TASK INPUT
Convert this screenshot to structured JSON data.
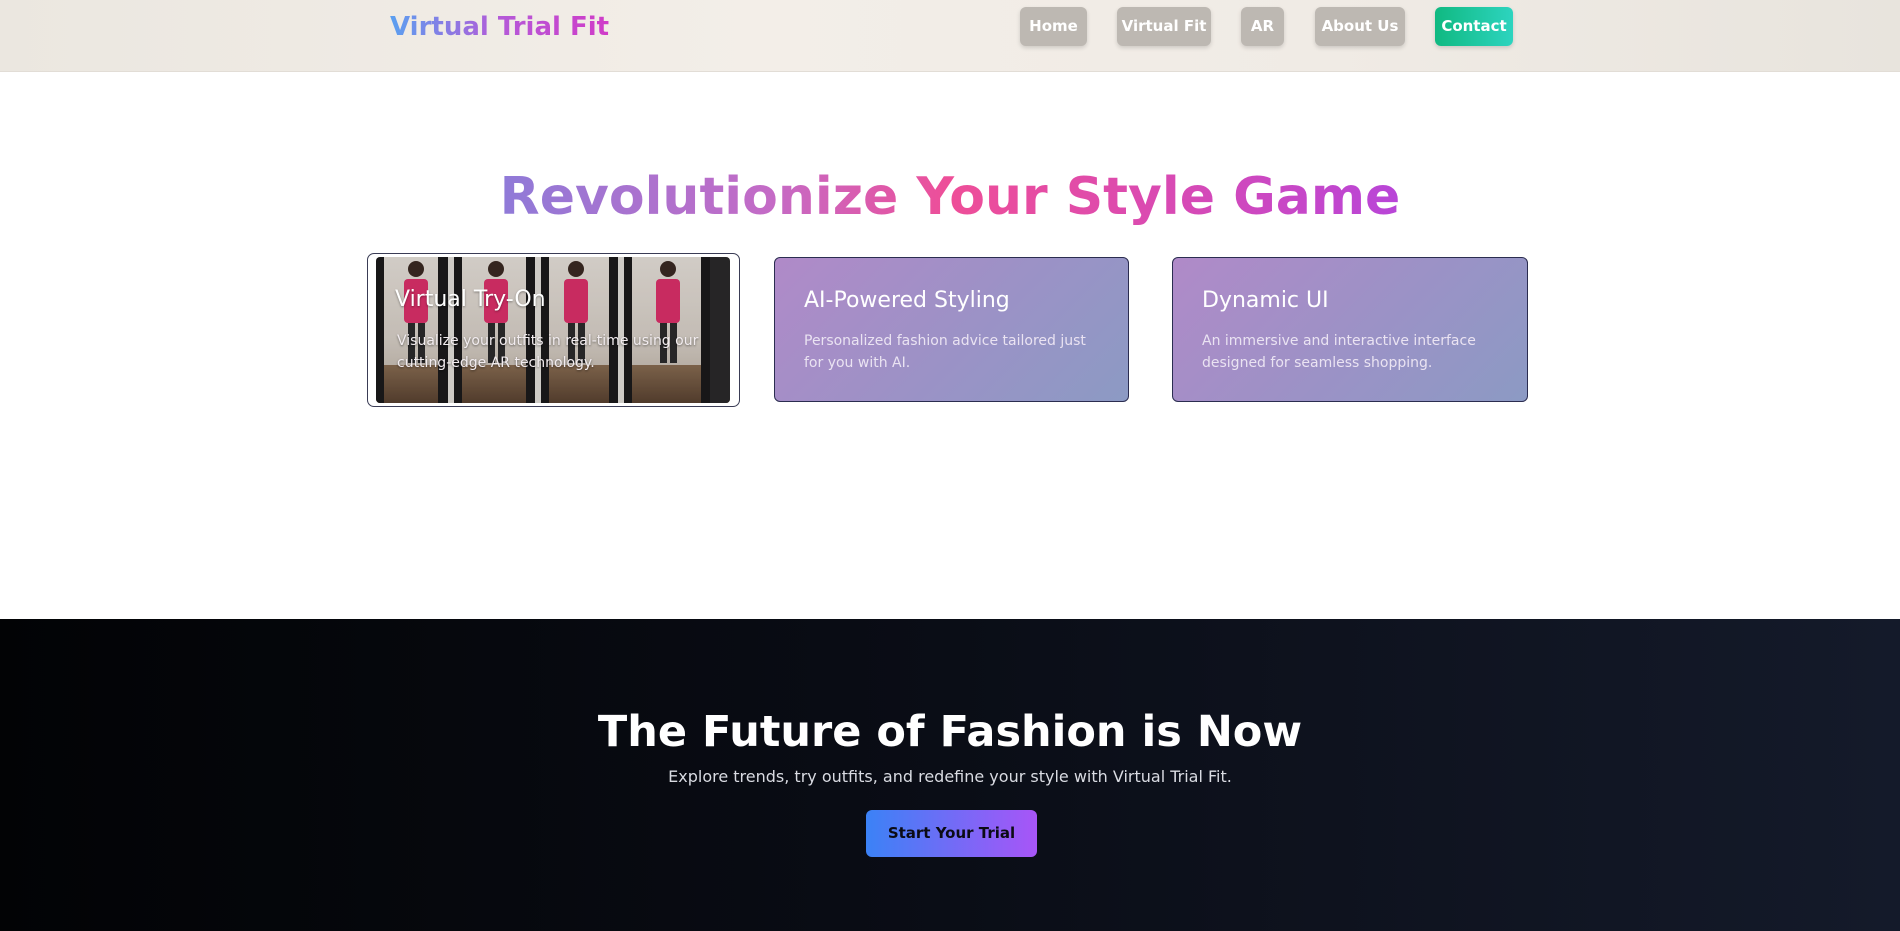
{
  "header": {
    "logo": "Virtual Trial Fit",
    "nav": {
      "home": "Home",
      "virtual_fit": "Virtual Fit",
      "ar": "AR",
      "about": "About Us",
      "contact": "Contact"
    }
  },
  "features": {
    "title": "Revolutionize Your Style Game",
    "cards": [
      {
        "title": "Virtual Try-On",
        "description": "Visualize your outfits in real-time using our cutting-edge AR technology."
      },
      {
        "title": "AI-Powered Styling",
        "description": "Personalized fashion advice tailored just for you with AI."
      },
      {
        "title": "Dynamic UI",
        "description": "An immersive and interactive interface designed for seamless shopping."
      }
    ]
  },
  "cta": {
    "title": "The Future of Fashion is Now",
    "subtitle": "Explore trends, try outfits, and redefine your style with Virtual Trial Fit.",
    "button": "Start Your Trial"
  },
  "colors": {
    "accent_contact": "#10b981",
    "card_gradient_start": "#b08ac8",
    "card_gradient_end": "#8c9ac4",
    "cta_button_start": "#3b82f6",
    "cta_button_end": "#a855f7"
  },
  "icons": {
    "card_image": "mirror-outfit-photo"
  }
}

==

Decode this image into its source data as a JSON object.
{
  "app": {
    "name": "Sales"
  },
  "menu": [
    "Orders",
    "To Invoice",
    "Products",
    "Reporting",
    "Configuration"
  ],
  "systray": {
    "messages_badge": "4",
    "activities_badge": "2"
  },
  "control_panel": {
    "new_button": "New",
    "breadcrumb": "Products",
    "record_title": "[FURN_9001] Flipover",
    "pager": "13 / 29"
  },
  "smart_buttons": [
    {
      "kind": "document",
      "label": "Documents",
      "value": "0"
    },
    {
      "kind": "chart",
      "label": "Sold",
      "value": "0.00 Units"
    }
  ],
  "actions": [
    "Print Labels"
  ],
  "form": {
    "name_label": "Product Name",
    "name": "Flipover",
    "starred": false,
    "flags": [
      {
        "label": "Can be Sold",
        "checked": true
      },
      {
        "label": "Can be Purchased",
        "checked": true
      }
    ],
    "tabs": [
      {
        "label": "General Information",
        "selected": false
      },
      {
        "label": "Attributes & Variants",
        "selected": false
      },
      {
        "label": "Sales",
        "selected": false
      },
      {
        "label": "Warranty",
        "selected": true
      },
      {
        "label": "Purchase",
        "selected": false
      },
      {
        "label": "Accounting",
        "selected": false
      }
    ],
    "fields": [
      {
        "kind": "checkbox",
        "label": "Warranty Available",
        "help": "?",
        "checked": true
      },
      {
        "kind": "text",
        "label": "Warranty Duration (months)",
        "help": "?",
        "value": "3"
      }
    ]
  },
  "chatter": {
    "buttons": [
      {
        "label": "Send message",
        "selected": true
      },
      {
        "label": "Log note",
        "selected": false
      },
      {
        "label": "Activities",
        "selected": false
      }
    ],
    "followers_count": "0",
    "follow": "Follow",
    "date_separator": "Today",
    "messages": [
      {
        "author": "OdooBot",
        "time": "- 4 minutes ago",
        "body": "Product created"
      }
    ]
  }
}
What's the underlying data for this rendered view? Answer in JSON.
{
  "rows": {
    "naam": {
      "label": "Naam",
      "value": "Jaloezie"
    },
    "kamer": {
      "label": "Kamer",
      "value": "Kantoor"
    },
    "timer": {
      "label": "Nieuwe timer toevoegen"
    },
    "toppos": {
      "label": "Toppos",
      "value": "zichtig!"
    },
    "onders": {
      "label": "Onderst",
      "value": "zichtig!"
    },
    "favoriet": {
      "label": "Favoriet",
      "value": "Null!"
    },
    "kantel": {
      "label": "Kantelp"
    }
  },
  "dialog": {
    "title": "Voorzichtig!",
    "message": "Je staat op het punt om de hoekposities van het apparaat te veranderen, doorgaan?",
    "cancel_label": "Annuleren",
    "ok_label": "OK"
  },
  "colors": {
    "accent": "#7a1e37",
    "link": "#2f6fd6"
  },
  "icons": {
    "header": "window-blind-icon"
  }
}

WHAT TO WORK ON
Gather each line of the listing containing the word "timer" and show it.

SOLUTION FOR THIS PROBLEM
    "timer": {
      "label": "Nieuwe timer toevoegen"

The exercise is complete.